| GIVEN EXERCISE |
Please print every record below exactly as it appears.

::::::::::

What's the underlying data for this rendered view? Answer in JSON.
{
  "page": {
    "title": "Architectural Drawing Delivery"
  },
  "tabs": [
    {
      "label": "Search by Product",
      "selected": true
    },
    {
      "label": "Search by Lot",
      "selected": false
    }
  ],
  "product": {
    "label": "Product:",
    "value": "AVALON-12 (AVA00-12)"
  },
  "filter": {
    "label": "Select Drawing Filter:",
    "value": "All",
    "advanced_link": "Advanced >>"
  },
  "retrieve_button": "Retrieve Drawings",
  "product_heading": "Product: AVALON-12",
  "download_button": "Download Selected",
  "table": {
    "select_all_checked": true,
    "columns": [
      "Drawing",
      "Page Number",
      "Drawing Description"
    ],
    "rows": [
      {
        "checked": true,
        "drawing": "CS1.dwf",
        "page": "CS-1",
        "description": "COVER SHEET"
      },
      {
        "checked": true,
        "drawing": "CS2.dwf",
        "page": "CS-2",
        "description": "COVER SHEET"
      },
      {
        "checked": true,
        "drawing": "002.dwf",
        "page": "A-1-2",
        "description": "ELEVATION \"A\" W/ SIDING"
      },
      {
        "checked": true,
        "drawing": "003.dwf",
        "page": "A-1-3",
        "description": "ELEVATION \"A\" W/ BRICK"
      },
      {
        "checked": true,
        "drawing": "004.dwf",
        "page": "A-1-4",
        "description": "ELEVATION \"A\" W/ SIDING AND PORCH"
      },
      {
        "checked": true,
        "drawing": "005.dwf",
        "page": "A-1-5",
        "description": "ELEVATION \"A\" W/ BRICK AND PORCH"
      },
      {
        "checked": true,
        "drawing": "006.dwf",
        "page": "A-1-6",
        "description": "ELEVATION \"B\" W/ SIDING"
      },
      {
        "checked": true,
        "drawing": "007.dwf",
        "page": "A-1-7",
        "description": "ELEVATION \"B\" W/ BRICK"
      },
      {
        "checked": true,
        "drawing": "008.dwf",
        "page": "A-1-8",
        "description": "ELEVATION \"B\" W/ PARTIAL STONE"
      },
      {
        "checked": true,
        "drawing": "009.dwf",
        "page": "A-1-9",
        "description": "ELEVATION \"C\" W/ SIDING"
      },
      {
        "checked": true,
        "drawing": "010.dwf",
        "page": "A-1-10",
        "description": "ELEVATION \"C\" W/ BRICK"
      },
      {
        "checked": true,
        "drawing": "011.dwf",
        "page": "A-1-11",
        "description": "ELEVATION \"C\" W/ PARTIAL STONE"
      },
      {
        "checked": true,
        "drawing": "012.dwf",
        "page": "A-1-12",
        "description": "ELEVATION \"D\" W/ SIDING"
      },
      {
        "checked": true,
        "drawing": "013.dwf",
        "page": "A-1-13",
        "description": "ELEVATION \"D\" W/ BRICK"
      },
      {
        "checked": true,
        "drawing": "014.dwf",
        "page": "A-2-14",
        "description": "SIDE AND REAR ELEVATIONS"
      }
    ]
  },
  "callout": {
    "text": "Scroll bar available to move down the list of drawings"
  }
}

::::::::::

| TASK RESULT |
What's the underlying data for this rendered view? Answer in JSON.
{
  "page": {
    "title": "Architectural Drawing Delivery"
  },
  "tabs": [
    {
      "label": "Search by Product",
      "selected": true
    },
    {
      "label": "Search by Lot",
      "selected": false
    }
  ],
  "product": {
    "label": "Product:",
    "value": "AVALON-12 (AVA00-12)"
  },
  "filter": {
    "label": "Select Drawing Filter:",
    "value": "All",
    "advanced_link": "Advanced >>"
  },
  "retrieve_button": "Retrieve Drawings",
  "product_heading": "Product: AVALON-12",
  "download_button": "Download Selected",
  "table": {
    "select_all_checked": true,
    "columns": [
      "Drawing",
      "Page Number",
      "Drawing Description"
    ],
    "rows": [
      {
        "checked": true,
        "drawing": "CS1.dwf",
        "page": "CS-1",
        "description": "COVER SHEET"
      },
      {
        "checked": true,
        "drawing": "CS2.dwf",
        "page": "CS-2",
        "description": "COVER SHEET"
      },
      {
        "checked": true,
        "drawing": "002.dwf",
        "page": "A-1-2",
        "description": "ELEVATION \"A\" W/ SIDING"
      },
      {
        "checked": true,
        "drawing": "003.dwf",
        "page": "A-1-3",
        "description": "ELEVATION \"A\" W/ BRICK"
      },
      {
        "checked": true,
        "drawing": "004.dwf",
        "page": "A-1-4",
        "description": "ELEVATION \"A\" W/ SIDING AND PORCH"
      },
      {
        "checked": true,
        "drawing": "005.dwf",
        "page": "A-1-5",
        "description": "ELEVATION \"A\" W/ BRICK AND PORCH"
      },
      {
        "checked": true,
        "drawing": "006.dwf",
        "page": "A-1-6",
        "description": "ELEVATION \"B\" W/ SIDING"
      },
      {
        "checked": true,
        "drawing": "007.dwf",
        "page": "A-1-7",
        "description": "ELEVATION \"B\" W/ BRICK"
      },
      {
        "checked": true,
        "drawing": "008.dwf",
        "page": "A-1-8",
        "description": "ELEVATION \"B\" W/ PARTIAL STONE"
      },
      {
        "checked": true,
        "drawing": "009.dwf",
        "page": "A-1-9",
        "description": "ELEVATION \"C\" W/ SIDING"
      },
      {
        "checked": true,
        "drawing": "010.dwf",
        "page": "A-1-10",
        "description": "ELEVATION \"C\" W/ BRICK"
      },
      {
        "checked": true,
        "drawing": "011.dwf",
        "page": "A-1-11",
        "description": "ELEVATION \"C\" W/ PARTIAL STONE"
      },
      {
        "checked": true,
        "drawing": "012.dwf",
        "page": "A-1-12",
        "description": "ELEVATION \"D\" W/ SIDING"
      },
      {
        "checked": true,
        "drawing": "013.dwf",
        "page": "A-1-13",
        "description": "ELEVATION \"D\" W/ BRICK"
      },
      {
        "checked": true,
        "drawing": "014.dwf",
        "page": "A-2-14",
        "description": "SIDE AND REAR ELEVATIONS"
      }
    ]
  },
  "callout": {
    "text": "Scroll bar available to move down the list of drawings"
  }
}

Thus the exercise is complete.